* **Data extracted from a collection**:

◇ ◇ ◇ ◇ ◇

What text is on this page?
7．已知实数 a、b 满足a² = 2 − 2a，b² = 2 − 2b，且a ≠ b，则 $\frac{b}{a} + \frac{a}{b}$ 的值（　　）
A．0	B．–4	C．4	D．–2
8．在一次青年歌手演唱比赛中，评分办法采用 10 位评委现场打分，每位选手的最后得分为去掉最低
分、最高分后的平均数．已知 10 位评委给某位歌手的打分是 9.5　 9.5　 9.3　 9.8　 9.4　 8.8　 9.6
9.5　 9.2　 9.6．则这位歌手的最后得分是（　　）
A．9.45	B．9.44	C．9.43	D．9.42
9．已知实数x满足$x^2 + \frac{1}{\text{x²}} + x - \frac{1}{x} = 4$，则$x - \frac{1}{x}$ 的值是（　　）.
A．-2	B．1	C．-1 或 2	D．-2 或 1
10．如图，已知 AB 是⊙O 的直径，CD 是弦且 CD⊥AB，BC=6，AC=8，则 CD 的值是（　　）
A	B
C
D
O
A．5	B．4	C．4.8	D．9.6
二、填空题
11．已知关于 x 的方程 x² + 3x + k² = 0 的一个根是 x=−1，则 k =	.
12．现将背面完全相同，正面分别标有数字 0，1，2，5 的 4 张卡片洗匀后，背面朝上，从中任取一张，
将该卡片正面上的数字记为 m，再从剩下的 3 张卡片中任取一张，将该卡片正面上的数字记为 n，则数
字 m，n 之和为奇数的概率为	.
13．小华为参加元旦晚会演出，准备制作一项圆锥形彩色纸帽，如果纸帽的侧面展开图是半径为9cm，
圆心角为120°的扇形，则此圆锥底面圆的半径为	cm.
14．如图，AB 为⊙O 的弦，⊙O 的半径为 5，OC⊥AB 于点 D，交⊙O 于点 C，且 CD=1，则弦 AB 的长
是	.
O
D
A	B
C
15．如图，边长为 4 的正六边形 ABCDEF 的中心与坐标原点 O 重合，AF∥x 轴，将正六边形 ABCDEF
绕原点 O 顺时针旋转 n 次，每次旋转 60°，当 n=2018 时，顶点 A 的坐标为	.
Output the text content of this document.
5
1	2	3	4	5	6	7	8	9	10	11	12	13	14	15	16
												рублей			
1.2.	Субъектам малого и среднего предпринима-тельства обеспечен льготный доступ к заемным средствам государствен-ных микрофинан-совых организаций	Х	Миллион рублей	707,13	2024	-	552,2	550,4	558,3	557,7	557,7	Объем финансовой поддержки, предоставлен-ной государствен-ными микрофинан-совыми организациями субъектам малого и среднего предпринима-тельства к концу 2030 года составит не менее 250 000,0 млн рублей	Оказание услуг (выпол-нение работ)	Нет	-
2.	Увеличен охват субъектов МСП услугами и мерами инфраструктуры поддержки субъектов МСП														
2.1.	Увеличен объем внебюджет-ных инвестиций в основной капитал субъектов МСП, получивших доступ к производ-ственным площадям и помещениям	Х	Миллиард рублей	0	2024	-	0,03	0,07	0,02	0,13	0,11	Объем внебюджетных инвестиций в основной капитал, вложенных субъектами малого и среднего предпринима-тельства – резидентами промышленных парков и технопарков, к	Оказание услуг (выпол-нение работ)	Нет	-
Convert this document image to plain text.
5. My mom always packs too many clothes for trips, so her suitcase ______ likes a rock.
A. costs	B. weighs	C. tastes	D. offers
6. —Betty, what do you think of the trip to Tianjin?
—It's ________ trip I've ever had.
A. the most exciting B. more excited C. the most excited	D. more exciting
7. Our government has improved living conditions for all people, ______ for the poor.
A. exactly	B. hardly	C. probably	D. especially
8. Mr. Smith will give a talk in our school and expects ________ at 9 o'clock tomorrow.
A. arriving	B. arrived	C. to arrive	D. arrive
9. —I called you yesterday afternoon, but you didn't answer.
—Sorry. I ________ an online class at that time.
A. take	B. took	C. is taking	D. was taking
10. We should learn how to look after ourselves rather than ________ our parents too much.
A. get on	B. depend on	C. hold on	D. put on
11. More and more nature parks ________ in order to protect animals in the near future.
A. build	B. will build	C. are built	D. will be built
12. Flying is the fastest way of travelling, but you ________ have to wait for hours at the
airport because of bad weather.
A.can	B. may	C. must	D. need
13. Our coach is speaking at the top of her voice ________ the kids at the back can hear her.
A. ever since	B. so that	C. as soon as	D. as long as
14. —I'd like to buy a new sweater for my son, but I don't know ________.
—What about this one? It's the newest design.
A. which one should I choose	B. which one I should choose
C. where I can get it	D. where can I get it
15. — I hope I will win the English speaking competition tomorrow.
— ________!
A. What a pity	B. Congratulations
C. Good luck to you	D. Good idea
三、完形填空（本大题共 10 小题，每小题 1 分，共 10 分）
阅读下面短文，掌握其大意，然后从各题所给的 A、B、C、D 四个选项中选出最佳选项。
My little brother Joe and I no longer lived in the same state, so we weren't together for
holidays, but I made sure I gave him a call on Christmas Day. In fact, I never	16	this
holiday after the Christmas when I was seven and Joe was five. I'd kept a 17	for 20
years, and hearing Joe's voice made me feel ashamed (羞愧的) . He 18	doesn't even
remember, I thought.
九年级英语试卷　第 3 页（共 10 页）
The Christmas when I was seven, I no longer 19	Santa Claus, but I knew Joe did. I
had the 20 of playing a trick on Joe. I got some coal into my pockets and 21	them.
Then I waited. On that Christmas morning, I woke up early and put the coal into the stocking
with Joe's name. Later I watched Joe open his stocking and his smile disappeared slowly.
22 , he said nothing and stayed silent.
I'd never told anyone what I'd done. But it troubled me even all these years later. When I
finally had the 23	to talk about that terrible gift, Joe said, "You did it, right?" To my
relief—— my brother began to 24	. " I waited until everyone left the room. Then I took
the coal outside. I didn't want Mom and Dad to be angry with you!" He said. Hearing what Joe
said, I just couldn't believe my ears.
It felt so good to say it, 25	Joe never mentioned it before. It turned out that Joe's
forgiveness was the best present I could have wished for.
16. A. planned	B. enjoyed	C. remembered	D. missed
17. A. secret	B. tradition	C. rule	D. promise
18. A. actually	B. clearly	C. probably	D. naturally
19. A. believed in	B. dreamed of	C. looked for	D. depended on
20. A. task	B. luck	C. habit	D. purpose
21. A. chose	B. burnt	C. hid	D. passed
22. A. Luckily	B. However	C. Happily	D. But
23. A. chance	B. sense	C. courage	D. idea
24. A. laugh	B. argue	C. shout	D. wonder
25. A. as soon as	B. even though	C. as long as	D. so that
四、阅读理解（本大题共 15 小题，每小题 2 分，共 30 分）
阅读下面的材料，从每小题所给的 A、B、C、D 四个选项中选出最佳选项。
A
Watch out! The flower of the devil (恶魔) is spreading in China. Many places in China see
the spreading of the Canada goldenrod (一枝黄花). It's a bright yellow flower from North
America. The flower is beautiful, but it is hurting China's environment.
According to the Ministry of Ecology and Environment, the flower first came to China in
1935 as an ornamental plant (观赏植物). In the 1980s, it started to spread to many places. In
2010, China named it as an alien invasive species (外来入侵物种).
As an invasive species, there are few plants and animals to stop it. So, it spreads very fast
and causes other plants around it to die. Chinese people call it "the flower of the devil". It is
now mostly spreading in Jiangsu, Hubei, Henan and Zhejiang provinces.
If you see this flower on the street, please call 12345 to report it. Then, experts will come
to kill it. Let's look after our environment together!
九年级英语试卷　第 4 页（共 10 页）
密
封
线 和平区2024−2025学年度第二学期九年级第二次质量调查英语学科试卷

◇ ◇ ◇ ◇ ◇

* **What you should do**: Which lines hold the string "together"? Copy all of them from the data above.

* **The output**:
My little brother Joe and I no longer lived in the same state, so we weren't together for
to kill it. Let's look after our environment together!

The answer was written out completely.